What you will do:
Your task is to copy each line that has the word "xlabel".

Source data:
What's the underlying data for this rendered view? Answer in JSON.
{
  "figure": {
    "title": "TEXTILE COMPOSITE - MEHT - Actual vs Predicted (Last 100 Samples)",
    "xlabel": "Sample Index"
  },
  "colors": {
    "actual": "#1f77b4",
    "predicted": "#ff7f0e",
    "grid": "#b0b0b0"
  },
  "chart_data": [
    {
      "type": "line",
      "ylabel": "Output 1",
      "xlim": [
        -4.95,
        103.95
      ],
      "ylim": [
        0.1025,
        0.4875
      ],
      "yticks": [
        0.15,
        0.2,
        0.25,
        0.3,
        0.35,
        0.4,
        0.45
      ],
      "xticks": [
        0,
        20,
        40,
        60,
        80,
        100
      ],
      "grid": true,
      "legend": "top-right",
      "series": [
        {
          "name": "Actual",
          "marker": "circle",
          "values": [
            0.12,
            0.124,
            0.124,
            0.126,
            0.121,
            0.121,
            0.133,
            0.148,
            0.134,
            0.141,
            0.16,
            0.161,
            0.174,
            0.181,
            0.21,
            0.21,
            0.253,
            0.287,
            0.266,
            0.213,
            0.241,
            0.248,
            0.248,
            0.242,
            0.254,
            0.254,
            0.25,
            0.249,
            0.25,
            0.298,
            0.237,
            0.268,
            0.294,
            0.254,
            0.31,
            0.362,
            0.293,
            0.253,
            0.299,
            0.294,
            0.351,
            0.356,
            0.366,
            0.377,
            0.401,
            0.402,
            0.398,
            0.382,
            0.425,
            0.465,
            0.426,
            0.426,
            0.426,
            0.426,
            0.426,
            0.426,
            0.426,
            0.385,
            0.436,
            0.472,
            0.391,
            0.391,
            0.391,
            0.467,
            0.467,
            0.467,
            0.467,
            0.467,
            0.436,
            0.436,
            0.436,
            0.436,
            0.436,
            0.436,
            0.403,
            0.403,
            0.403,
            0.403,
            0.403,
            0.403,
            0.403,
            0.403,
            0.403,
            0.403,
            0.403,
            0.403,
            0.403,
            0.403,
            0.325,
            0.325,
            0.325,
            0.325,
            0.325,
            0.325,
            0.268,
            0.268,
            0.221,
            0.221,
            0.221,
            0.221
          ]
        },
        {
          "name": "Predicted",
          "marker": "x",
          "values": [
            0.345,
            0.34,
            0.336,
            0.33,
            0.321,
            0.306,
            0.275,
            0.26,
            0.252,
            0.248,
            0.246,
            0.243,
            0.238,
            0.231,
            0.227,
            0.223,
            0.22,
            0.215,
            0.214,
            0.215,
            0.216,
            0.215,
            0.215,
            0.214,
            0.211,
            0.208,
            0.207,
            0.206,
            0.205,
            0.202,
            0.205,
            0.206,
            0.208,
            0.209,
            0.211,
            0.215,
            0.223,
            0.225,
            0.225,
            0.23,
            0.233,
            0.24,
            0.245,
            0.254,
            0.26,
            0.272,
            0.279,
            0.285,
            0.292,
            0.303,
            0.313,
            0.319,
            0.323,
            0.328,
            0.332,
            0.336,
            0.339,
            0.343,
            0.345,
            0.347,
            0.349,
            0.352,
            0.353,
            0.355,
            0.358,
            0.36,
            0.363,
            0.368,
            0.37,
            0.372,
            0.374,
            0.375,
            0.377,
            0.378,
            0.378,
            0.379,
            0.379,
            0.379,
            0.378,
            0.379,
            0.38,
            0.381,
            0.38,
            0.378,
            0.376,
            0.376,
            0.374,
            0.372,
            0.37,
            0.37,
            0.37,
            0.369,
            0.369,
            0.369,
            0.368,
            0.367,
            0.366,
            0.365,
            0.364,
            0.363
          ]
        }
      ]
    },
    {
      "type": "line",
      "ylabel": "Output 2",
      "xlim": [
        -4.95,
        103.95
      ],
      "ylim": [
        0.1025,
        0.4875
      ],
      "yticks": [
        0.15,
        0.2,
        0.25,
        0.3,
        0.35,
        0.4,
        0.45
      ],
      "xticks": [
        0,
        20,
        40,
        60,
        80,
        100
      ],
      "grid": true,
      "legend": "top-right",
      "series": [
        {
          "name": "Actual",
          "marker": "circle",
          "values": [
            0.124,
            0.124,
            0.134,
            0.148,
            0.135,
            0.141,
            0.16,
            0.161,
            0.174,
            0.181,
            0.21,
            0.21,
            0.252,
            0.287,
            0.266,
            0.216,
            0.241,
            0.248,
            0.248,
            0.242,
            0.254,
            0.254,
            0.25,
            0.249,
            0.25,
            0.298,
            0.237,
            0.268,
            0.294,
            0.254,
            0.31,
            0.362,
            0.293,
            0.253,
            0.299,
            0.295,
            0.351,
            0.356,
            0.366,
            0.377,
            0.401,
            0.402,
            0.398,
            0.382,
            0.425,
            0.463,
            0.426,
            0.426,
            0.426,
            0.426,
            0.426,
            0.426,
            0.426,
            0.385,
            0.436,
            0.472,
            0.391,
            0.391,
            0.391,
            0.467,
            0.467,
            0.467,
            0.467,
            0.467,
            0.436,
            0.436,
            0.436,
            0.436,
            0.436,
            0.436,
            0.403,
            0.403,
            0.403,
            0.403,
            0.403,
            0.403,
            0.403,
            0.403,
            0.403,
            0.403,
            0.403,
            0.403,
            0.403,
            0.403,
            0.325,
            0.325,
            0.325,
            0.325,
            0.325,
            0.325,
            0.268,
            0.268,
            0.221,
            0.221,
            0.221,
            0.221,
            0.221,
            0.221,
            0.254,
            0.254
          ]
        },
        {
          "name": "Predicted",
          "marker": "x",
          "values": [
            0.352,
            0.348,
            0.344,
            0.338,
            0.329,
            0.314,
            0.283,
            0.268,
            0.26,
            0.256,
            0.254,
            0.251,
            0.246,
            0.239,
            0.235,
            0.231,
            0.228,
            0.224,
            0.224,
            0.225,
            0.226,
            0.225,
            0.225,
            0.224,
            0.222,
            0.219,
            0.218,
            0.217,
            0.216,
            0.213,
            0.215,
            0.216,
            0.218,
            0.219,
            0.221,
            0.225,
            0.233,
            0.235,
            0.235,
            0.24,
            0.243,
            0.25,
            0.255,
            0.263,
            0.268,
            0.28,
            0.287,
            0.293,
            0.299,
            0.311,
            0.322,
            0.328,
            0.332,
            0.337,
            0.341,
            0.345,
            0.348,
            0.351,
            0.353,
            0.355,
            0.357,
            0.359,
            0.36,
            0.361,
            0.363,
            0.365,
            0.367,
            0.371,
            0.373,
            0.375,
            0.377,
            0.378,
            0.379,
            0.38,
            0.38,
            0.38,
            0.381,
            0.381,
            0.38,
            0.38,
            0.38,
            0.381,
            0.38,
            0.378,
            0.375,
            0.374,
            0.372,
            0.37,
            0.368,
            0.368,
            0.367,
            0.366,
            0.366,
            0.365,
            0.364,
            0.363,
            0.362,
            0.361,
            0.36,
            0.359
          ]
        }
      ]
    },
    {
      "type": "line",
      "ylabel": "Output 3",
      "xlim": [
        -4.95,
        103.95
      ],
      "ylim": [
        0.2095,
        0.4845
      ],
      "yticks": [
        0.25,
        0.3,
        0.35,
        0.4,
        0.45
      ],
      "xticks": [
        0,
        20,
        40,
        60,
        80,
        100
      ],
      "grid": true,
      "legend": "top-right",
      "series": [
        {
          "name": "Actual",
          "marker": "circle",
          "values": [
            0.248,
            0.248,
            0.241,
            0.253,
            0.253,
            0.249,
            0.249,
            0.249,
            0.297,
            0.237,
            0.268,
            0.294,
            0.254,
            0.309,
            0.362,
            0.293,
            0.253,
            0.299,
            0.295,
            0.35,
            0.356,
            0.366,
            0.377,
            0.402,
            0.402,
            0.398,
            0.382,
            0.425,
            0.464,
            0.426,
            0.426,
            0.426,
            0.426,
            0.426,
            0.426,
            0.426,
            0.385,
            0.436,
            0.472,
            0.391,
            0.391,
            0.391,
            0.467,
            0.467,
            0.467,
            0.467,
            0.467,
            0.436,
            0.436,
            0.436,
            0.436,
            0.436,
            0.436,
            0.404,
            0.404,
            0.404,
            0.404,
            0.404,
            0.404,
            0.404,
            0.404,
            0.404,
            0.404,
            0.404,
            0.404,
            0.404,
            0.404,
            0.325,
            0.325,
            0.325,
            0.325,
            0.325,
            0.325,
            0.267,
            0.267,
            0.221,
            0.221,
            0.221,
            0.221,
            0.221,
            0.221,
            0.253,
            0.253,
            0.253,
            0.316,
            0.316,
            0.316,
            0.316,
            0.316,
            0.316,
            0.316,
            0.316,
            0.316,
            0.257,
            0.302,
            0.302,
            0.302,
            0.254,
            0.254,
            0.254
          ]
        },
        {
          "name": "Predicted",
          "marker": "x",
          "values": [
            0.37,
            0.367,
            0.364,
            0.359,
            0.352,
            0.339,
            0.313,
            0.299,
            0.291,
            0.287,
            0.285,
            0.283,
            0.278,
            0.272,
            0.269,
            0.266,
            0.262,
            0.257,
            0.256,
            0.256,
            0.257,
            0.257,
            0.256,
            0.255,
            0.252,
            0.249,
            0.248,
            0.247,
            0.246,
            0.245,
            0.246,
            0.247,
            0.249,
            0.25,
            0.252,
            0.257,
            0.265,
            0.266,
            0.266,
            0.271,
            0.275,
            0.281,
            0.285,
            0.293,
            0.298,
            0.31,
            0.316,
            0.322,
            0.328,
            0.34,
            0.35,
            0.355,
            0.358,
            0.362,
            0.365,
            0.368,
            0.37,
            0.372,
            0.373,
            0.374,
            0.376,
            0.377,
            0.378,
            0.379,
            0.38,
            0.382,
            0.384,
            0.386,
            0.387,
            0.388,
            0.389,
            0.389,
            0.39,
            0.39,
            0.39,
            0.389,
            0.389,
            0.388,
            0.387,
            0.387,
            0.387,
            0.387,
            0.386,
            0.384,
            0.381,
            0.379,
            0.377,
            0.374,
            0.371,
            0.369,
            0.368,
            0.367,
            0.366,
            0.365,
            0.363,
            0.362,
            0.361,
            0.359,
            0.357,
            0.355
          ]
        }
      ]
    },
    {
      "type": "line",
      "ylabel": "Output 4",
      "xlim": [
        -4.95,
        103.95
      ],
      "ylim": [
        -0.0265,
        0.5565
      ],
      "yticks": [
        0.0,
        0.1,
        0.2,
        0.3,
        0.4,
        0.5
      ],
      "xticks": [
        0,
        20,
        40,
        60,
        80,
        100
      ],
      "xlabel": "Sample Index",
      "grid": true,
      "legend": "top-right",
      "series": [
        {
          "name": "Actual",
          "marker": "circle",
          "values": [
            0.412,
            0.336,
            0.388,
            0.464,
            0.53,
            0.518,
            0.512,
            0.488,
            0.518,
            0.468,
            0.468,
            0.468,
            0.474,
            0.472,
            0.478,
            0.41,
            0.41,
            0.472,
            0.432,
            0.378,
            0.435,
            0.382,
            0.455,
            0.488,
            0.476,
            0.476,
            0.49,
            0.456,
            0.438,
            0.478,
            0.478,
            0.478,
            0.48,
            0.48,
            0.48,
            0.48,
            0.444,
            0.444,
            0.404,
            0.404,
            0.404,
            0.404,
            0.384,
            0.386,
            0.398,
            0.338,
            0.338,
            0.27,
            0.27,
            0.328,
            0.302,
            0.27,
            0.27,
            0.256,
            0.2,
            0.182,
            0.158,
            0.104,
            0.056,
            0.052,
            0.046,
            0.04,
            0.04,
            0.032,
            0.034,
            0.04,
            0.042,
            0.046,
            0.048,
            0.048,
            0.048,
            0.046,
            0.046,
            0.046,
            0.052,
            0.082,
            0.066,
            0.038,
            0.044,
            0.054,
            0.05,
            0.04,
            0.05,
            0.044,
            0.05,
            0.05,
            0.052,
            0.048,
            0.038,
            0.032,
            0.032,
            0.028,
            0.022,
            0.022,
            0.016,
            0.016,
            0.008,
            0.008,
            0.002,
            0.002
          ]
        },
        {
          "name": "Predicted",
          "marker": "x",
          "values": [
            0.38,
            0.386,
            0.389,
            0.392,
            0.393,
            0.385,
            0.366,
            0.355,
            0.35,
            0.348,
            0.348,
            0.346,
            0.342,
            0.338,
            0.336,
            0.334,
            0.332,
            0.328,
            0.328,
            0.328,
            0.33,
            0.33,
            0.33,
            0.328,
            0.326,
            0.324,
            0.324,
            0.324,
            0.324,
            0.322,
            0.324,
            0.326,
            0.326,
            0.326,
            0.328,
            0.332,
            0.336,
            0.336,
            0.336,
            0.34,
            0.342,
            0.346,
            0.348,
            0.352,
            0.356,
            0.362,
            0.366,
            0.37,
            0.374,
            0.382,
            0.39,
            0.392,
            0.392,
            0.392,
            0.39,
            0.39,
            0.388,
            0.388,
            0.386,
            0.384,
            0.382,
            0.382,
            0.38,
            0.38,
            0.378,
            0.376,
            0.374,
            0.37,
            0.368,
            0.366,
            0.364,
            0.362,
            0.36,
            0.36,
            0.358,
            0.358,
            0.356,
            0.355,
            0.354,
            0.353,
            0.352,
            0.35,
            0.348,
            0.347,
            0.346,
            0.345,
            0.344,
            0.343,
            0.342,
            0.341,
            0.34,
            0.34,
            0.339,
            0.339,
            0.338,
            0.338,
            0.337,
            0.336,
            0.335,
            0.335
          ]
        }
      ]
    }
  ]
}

Answer to this exercise:
    "xlabel": "Sample Index"
      "xlabel": "Sample Index",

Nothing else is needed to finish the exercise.